| What to work on |
Every record below should be printed exactly as it appears.

| Records excerpted from a collection |
----------------------------------------
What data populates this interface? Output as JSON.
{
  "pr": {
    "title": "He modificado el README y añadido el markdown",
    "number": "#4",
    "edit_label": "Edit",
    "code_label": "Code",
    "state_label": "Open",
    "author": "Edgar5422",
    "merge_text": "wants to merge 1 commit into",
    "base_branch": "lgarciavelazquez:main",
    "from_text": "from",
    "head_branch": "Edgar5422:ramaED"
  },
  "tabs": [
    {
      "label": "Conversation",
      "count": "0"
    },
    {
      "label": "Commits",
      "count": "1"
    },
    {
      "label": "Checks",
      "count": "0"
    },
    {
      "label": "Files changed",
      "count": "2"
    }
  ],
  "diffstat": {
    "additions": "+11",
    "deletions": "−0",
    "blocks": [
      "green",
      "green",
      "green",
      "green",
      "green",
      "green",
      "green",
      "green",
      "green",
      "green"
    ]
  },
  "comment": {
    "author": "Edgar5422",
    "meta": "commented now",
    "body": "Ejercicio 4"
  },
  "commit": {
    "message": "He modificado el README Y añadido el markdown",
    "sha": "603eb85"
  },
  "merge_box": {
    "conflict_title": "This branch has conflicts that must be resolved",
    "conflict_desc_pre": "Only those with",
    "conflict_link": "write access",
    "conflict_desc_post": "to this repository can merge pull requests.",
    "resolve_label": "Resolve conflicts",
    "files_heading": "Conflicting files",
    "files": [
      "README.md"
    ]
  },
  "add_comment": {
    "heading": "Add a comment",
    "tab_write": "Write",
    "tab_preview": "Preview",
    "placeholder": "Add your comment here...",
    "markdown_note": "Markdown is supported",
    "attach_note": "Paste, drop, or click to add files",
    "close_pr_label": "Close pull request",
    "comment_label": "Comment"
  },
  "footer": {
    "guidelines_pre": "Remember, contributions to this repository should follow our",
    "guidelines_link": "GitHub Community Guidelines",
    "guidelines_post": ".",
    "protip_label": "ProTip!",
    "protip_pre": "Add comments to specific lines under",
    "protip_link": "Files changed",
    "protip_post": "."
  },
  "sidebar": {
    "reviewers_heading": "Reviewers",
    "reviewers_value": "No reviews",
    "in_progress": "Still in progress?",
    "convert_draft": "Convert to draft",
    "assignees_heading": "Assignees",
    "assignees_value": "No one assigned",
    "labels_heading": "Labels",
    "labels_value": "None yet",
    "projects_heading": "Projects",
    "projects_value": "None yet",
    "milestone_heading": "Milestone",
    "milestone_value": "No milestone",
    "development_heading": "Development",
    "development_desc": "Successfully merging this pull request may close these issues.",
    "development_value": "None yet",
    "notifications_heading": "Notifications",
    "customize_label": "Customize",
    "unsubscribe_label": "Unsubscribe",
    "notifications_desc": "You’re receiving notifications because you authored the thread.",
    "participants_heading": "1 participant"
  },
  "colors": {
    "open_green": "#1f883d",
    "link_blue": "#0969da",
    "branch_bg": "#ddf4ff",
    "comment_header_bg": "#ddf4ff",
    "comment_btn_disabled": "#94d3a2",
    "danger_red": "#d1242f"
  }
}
----------------------------------------
| Answer in full |
What data populates this interface? Output as JSON.
{
  "pr": {
    "title": "He modificado el README y añadido el markdown",
    "number": "#4",
    "edit_label": "Edit",
    "code_label": "Code",
    "state_label": "Open",
    "author": "Edgar5422",
    "merge_text": "wants to merge 1 commit into",
    "base_branch": "lgarciavelazquez:main",
    "from_text": "from",
    "head_branch": "Edgar5422:ramaED"
  },
  "tabs": [
    {
      "label": "Conversation",
      "count": "0"
    },
    {
      "label": "Commits",
      "count": "1"
    },
    {
      "label": "Checks",
      "count": "0"
    },
    {
      "label": "Files changed",
      "count": "2"
    }
  ],
  "diffstat": {
    "additions": "+11",
    "deletions": "−0",
    "blocks": [
      "green",
      "green",
      "green",
      "green",
      "green",
      "green",
      "green",
      "green",
      "green",
      "green"
    ]
  },
  "comment": {
    "author": "Edgar5422",
    "meta": "commented now",
    "body": "Ejercicio 4"
  },
  "commit": {
    "message": "He modificado el README Y añadido el markdown",
    "sha": "603eb85"
  },
  "merge_box": {
    "conflict_title": "This branch has conflicts that must be resolved",
    "conflict_desc_pre": "Only those with",
    "conflict_link": "write access",
    "conflict_desc_post": "to this repository can merge pull requests.",
    "resolve_label": "Resolve conflicts",
    "files_heading": "Conflicting files",
    "files": [
      "README.md"
    ]
  },
  "add_comment": {
    "heading": "Add a comment",
    "tab_write": "Write",
    "tab_preview": "Preview",
    "placeholder": "Add your comment here...",
    "markdown_note": "Markdown is supported",
    "attach_note": "Paste, drop, or click to add files",
    "close_pr_label": "Close pull request",
    "comment_label": "Comment"
  },
  "footer": {
    "guidelines_pre": "Remember, contributions to this repository should follow our",
    "guidelines_link": "GitHub Community Guidelines",
    "guidelines_post": ".",
    "protip_label": "ProTip!",
    "protip_pre": "Add comments to specific lines under",
    "protip_link": "Files changed",
    "protip_post": "."
  },
  "sidebar": {
    "reviewers_heading": "Reviewers",
    "reviewers_value": "No reviews",
    "in_progress": "Still in progress?",
    "convert_draft": "Convert to draft",
    "assignees_heading": "Assignees",
    "assignees_value": "No one assigned",
    "labels_heading": "Labels",
    "labels_value": "None yet",
    "projects_heading": "Projects",
    "projects_value": "None yet",
    "milestone_heading": "Milestone",
    "milestone_value": "No milestone",
    "development_heading": "Development",
    "development_desc": "Successfully merging this pull request may close these issues.",
    "development_value": "None yet",
    "notifications_heading": "Notifications",
    "customize_label": "Customize",
    "unsubscribe_label": "Unsubscribe",
    "notifications_desc": "You’re receiving notifications because you authored the thread.",
    "participants_heading": "1 participant"
  },
  "colors": {
    "open_green": "#1f883d",
    "link_blue": "#0969da",
    "branch_bg": "#ddf4ff",
    "comment_header_bg": "#ddf4ff",
    "comment_btn_disabled": "#94d3a2",
    "danger_red": "#d1242f"
  }
}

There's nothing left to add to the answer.